(Task goal) Using the material that follows, identify and copy each line with the string "this".

(Recorded data)

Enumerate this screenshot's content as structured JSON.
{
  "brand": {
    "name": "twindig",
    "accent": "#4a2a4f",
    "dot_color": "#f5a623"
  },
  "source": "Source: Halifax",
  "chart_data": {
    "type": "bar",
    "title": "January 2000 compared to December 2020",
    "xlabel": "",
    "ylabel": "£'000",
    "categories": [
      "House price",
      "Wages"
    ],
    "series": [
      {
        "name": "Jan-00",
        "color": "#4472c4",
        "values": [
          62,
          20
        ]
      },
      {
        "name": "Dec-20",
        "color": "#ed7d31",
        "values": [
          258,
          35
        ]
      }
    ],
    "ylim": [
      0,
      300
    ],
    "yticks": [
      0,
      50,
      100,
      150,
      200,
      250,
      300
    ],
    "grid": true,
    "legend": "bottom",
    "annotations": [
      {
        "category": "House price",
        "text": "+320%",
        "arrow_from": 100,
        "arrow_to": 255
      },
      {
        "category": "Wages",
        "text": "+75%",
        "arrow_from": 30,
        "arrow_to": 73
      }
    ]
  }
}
...
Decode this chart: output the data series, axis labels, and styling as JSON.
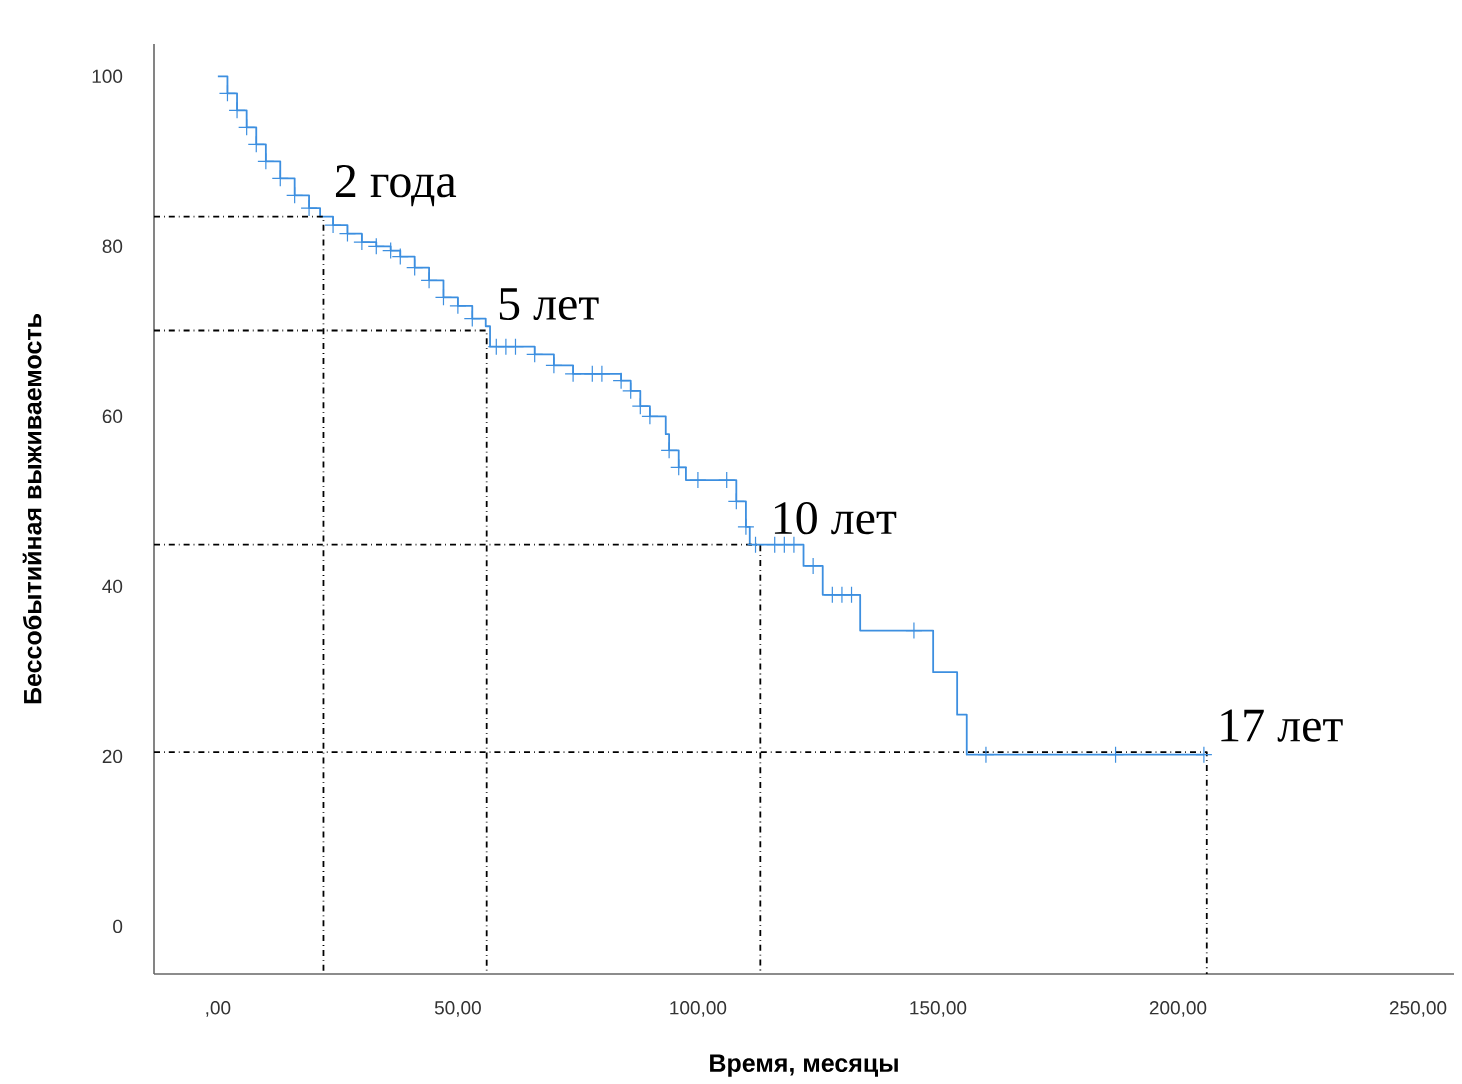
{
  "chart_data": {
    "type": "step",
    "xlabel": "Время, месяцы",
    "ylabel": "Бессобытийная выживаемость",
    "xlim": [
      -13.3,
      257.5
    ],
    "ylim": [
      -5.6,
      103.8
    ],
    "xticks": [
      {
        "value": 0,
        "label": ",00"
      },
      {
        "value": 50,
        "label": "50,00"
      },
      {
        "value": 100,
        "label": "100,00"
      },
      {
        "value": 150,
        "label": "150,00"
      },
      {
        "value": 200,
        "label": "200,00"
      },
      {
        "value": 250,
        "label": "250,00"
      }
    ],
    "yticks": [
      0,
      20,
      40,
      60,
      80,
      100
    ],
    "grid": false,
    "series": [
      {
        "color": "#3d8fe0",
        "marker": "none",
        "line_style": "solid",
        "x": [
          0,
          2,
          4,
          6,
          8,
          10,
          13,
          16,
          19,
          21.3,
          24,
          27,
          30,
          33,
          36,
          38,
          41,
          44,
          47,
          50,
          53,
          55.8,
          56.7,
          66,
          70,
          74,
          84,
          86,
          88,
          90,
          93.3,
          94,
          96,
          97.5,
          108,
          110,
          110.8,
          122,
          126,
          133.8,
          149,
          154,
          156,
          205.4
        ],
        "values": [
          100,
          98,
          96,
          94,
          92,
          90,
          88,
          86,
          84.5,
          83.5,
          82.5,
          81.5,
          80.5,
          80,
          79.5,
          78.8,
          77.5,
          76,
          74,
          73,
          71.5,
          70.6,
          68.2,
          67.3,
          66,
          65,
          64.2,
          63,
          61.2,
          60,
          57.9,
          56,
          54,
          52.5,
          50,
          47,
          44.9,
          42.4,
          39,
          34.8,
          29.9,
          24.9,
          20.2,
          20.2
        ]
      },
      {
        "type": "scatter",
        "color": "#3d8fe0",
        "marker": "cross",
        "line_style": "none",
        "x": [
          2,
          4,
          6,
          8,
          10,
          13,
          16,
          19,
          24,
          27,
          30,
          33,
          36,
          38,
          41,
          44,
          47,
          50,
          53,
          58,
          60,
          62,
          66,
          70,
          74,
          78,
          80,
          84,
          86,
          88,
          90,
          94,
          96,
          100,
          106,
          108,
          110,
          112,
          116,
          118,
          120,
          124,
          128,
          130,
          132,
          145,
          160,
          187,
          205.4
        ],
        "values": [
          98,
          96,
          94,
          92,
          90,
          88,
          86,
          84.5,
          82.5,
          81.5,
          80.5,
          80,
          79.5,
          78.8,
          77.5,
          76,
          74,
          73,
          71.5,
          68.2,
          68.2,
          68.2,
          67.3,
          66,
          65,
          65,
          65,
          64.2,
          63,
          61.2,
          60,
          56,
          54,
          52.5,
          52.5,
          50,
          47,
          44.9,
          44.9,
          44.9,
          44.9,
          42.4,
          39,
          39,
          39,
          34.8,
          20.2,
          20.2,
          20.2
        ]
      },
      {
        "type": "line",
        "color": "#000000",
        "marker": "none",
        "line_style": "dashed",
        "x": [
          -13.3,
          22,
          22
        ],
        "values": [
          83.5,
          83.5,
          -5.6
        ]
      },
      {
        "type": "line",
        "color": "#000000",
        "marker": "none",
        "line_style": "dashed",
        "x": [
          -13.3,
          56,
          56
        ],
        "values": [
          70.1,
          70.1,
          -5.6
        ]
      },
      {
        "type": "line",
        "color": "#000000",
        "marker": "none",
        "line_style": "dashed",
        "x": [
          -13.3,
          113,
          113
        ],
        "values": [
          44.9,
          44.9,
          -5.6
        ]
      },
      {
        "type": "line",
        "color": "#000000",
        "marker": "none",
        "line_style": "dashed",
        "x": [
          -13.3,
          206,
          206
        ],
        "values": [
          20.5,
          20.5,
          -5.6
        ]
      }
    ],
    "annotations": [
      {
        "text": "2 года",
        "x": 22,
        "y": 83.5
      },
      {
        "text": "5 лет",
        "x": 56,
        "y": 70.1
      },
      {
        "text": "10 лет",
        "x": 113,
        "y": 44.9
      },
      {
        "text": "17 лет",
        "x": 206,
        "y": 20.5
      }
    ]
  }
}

(Exercise answer)
Enumerate this screenshot's content as structured JSON.
Decode this chart: output the data series, axis labels, and styling as JSON.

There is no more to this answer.